SHORT PROBLEM:
Pull every line with the word "Именно" out of the entries below.
====================
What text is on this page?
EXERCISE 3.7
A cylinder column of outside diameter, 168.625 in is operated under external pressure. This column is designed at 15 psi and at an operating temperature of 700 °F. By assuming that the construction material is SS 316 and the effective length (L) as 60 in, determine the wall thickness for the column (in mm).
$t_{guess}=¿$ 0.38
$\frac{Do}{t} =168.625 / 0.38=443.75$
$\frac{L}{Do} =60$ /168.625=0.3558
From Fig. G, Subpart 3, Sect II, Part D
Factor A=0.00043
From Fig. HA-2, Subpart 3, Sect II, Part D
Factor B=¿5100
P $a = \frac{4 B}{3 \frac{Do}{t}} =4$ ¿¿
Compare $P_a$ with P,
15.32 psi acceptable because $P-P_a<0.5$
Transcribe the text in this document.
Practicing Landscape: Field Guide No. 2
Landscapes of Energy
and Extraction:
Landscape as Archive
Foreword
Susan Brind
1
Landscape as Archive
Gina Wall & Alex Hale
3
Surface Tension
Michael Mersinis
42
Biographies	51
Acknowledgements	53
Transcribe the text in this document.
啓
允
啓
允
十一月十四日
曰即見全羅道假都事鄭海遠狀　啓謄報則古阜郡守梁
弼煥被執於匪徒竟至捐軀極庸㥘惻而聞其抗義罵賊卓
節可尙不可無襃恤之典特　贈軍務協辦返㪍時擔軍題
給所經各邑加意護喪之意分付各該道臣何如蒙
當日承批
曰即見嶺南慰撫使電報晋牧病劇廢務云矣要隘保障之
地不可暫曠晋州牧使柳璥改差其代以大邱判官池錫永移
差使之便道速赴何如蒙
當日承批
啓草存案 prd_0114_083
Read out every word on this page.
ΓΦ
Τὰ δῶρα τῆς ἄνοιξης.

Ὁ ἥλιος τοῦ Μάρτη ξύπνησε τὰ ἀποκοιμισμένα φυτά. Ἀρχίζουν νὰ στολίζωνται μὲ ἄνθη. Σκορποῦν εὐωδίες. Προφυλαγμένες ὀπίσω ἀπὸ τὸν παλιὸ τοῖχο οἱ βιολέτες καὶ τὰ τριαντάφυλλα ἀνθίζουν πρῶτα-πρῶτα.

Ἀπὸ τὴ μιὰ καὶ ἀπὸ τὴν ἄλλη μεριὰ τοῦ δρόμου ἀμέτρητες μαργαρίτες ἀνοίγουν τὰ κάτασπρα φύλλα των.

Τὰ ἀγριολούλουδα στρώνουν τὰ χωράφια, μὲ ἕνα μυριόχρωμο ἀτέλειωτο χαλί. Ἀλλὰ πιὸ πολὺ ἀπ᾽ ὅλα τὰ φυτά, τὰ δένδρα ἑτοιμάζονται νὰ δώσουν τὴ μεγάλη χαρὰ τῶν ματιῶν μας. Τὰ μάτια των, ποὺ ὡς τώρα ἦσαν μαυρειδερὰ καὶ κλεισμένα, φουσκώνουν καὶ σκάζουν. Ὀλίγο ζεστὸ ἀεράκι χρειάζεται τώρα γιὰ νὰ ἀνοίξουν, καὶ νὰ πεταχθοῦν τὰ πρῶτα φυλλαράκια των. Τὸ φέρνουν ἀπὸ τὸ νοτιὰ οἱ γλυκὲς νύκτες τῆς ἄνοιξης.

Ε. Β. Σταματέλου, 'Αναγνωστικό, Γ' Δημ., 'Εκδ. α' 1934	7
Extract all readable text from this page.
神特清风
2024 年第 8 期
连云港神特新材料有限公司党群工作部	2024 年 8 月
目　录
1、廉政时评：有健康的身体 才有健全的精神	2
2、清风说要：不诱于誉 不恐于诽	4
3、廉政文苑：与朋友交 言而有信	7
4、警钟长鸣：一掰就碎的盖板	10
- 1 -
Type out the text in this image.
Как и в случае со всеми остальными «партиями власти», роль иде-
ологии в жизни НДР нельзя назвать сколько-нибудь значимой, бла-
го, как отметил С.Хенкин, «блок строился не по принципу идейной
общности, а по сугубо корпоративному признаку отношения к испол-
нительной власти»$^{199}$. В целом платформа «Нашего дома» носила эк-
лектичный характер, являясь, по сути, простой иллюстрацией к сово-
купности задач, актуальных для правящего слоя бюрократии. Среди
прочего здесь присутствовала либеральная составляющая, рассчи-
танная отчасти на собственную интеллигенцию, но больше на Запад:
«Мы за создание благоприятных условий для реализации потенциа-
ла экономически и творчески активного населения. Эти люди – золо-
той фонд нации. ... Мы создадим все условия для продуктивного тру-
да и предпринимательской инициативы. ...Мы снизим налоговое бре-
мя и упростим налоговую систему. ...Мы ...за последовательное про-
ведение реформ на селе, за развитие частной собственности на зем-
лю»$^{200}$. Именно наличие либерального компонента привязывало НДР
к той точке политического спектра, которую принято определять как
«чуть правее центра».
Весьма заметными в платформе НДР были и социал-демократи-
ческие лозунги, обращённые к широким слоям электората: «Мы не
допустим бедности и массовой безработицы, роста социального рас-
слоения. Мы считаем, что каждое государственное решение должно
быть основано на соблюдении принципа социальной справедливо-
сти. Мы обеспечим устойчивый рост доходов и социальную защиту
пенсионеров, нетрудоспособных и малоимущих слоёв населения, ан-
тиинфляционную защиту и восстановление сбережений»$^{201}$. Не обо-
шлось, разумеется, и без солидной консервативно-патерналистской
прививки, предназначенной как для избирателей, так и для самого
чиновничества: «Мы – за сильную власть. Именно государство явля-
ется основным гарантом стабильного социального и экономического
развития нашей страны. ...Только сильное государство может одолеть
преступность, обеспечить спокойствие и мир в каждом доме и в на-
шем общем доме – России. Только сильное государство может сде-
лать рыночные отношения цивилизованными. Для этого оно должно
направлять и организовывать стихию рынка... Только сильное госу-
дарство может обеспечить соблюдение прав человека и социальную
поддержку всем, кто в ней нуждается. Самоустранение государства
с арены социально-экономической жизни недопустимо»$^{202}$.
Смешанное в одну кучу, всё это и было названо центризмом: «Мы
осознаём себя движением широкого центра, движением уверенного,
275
====================
FULL ANSWER:
лю»$^{200}$. Именно наличие либерального компонента привязывало НДР
чиновничества: «Мы – за сильную власть. Именно государство явля-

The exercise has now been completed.